(Stored data)
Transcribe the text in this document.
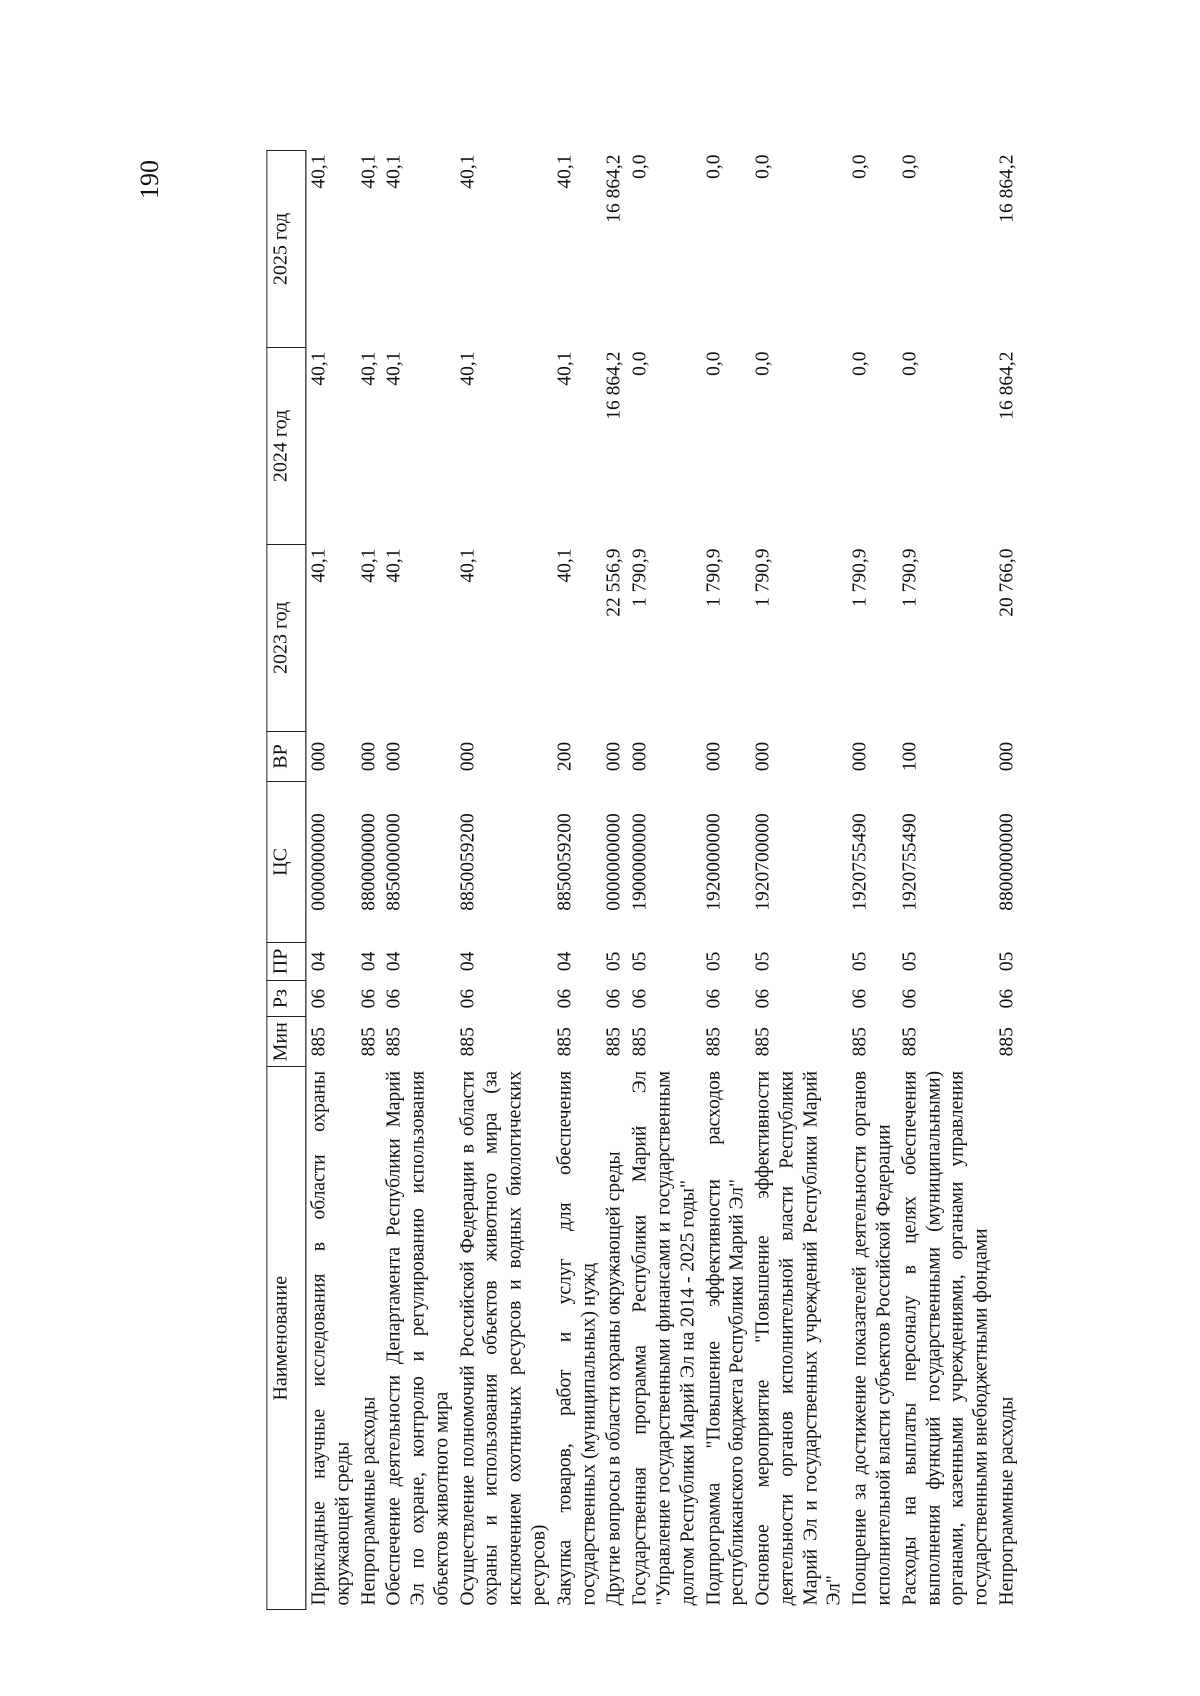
190
Наименование	Мин	Рз	ПР	ЦС	ВР	2023 год	2024 год	2025 год
Прикладные научные исследования в области охраны окружающей среды	885	06	04	0000000000	000	40,1	40,1	40,1
Непрограммные расходы	885	06	04	8800000000	000	40,1	40,1	40,1
Обеспечение деятельности Департамента Республики Марий Эл по охране, контролю и регулированию использования объектов животного мира	885	06	04	8850000000	000	40,1	40,1	40,1
Осуществление полномочий Российской Федерации в области охраны и использования объектов животного мира (за исключением охотничьих ресурсов и водных биологических ресурсов)	885	06	04	8850059200	000	40,1	40,1	40,1
Закупка товаров, работ и услуг для обеспечения государственных (муниципальных) нужд	885	06	04	8850059200	200	40,1	40,1	40,1
Другие вопросы в области охраны окружающей среды	885	06	05	0000000000	000	22 556,9	16 864,2	16 864,2
Государственная программа Республики Марий Эл "Управление государственными финансами и государственным долгом Республики Марий Эл на 2014 - 2025 годы"	885	06	05	1900000000	000	1 790,9	0,0	0,0
Подпрограмма "Повышение эффективности расходов республиканского бюджета Республики Марий Эл"	885	06	05	1920000000	000	1 790,9	0,0	0,0
Основное мероприятие "Повышение эффективности деятельности органов исполнительной власти Республики Марий Эл и государственных учреждений Республики Марий Эл"	885	06	05	1920700000	000	1 790,9	0,0	0,0
Поощрение за достижение показателей деятельности органов исполнительной власти субъектов Российской Федерации	885	06	05	1920755490	000	1 790,9	0,0	0,0
Расходы на выплаты персоналу в целях обеспечения выполнения функций государственными (муниципальными) органами, казенными учреждениями, органами управления государственными внебюджетными фондами	885	06	05	1920755490	100	1 790,9	0,0	0,0
Непрограммные расходы	885	06	05	8800000000	000	20 766,0	16 864,2	16 864,2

_Do this:_ Scan the material above for the string "Повышение" and report each line where you find it.

_Response:_
Подпрограмма "Повышение эффективности расходов республиканского бюджета Республики Марий Эл"	885	06	05	1920000000	000	1 790,9	0,0	0,0
Основное мероприятие "Повышение эффективности деятельности органов исполнительной власти Республики Марий Эл и государственных учреждений Республики Марий Эл"	885	06	05	1920700000	000	1 790,9	0,0	0,0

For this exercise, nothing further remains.